TASK TO CARRY OUT:
Reproduce the entries exactly.

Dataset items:
::::
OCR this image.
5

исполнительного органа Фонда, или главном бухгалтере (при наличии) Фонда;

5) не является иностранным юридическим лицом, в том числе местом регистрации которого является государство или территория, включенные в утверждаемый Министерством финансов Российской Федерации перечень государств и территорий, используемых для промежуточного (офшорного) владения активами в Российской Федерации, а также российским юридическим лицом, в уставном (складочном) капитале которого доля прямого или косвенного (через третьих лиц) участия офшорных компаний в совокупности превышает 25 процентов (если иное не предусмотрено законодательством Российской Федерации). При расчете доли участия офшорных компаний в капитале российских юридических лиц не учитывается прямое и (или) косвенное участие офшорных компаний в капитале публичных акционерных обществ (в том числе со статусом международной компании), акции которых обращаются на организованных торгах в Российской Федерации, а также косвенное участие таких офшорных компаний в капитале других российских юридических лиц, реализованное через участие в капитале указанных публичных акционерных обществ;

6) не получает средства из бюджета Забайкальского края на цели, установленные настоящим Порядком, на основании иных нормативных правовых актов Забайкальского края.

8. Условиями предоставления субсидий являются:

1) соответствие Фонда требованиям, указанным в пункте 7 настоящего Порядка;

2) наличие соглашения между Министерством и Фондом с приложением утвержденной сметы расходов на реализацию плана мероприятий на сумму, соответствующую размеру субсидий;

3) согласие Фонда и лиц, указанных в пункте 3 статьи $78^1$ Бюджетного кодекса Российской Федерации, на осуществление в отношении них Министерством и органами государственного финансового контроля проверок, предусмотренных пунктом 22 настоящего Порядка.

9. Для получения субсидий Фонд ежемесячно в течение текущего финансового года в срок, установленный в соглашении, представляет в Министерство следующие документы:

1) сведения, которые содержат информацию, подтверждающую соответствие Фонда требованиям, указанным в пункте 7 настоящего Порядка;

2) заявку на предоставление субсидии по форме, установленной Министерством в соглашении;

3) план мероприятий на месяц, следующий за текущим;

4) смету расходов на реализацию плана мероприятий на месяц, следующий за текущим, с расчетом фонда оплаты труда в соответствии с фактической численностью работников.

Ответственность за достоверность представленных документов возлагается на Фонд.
::::
RESPONSE TO THIS EXERCISE:
OCR this image.
5

исполнительного органа Фонда, или главном бухгалтере (при наличии) Фонда;

5) не является иностранным юридическим лицом, в том числе местом регистрации которого является государство или территория, включенные в утверждаемый Министерством финансов Российской Федерации перечень государств и территорий, используемых для промежуточного (офшорного) владения активами в Российской Федерации, а также российским юридическим лицом, в уставном (складочном) капитале которого доля прямого или косвенного (через третьих лиц) участия офшорных компаний в совокупности превышает 25 процентов (если иное не предусмотрено законодательством Российской Федерации). При расчете доли участия офшорных компаний в капитале российских юридических лиц не учитывается прямое и (или) косвенное участие офшорных компаний в капитале публичных акционерных обществ (в том числе со статусом международной компании), акции которых обращаются на организованных торгах в Российской Федерации, а также косвенное участие таких офшорных компаний в капитале других российских юридических лиц, реализованное через участие в капитале указанных публичных акционерных обществ;

6) не получает средства из бюджета Забайкальского края на цели, установленные настоящим Порядком, на основании иных нормативных правовых актов Забайкальского края.

8. Условиями предоставления субсидий являются:

1) соответствие Фонда требованиям, указанным в пункте 7 настоящего Порядка;

2) наличие соглашения между Министерством и Фондом с приложением утвержденной сметы расходов на реализацию плана мероприятий на сумму, соответствующую размеру субсидий;

3) согласие Фонда и лиц, указанных в пункте 3 статьи $78^1$ Бюджетного кодекса Российской Федерации, на осуществление в отношении них Министерством и органами государственного финансового контроля проверок, предусмотренных пунктом 22 настоящего Порядка.

9. Для получения субсидий Фонд ежемесячно в течение текущего финансового года в срок, установленный в соглашении, представляет в Министерство следующие документы:

1) сведения, которые содержат информацию, подтверждающую соответствие Фонда требованиям, указанным в пункте 7 настоящего Порядка;

2) заявку на предоставление субсидии по форме, установленной Министерством в соглашении;

3) план мероприятий на месяц, следующий за текущим;

4) смету расходов на реализацию плана мероприятий на месяц, следующий за текущим, с расчетом фонда оплаты труда в соответствии с фактической численностью работников.

Ответственность за достоверность представленных документов возлагается на Фонд.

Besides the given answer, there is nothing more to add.